◆ Text shown

+++

As we have discussed compiler generates ETW manifest based on the definition of our EventSource. This is a type which inherits from EventSoure class from System.Diagnostics.Tracing namespace in mscorlib assembly. There is a one-to-one correspondence between the EventSource in our code and resulting EventProvider. Let's see how the elements in EventSource customized type maps out to ETW event provider.
Naming Conventions & Battle b/w Dev & IT
Defining your own Event Source can get you in battle against naming conventions in your code and ETW. Since ETW infrastructure is not maintained by development team, they might be following some standard that they want you to adhere to. This is specially true if your ETW events are destined for Windows Event Log. Here we have discussed how we can target our EventSource based events to Windows Event Log.

+++

◆ About this exercise
List every abbreviation that appears in the passage on EventSource and ETW.

+++

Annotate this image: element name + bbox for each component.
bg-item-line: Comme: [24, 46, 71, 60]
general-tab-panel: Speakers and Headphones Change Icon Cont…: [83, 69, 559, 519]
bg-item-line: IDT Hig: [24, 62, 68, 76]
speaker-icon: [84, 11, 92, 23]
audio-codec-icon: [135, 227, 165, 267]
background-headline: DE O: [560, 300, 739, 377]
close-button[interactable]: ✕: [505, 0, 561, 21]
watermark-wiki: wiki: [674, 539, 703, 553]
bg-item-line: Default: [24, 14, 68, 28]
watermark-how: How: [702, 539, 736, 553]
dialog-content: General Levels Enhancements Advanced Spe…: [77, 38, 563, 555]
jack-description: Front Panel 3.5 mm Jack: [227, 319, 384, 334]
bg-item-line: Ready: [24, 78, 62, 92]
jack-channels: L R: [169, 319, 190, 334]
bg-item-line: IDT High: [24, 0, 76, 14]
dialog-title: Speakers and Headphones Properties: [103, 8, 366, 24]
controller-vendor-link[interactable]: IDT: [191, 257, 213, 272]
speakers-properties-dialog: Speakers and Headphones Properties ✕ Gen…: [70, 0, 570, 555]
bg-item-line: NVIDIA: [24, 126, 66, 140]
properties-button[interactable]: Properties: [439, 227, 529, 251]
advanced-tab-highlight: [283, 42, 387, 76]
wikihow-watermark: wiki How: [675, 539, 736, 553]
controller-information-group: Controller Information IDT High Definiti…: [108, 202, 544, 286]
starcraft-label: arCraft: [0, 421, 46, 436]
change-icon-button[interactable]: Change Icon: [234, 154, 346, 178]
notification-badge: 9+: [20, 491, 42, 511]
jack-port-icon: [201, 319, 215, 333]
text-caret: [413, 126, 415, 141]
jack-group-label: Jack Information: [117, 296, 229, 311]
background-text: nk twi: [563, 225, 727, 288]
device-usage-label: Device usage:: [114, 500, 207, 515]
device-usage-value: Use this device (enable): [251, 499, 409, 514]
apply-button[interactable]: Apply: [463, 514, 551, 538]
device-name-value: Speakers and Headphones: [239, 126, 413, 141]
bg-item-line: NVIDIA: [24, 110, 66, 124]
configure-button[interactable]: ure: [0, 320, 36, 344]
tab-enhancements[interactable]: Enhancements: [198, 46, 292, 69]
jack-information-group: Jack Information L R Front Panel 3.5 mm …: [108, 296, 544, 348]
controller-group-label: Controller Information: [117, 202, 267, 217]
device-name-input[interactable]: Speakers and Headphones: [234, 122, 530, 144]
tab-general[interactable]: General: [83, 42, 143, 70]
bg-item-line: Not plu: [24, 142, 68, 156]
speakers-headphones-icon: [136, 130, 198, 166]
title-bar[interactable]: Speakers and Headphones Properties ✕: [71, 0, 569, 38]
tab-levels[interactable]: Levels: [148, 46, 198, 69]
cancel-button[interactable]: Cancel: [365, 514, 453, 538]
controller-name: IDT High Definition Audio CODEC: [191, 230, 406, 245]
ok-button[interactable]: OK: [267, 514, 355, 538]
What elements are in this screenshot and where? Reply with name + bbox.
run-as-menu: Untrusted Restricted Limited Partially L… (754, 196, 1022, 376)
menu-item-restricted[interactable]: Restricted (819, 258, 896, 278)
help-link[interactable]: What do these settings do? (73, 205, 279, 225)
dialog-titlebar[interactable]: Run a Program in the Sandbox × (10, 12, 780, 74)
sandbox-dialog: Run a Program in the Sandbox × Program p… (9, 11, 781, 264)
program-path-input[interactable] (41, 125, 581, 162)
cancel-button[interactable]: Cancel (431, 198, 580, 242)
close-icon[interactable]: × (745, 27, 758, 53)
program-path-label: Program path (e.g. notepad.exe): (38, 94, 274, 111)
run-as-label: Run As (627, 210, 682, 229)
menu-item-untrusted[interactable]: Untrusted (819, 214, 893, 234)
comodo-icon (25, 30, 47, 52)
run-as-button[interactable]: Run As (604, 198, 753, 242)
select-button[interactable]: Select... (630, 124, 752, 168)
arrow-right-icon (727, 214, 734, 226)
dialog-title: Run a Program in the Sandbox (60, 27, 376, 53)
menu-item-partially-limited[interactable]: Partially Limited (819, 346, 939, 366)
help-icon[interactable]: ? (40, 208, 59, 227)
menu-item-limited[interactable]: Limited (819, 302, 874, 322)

+++

◆ Reply to the task
ETW
b/w
Dev
IT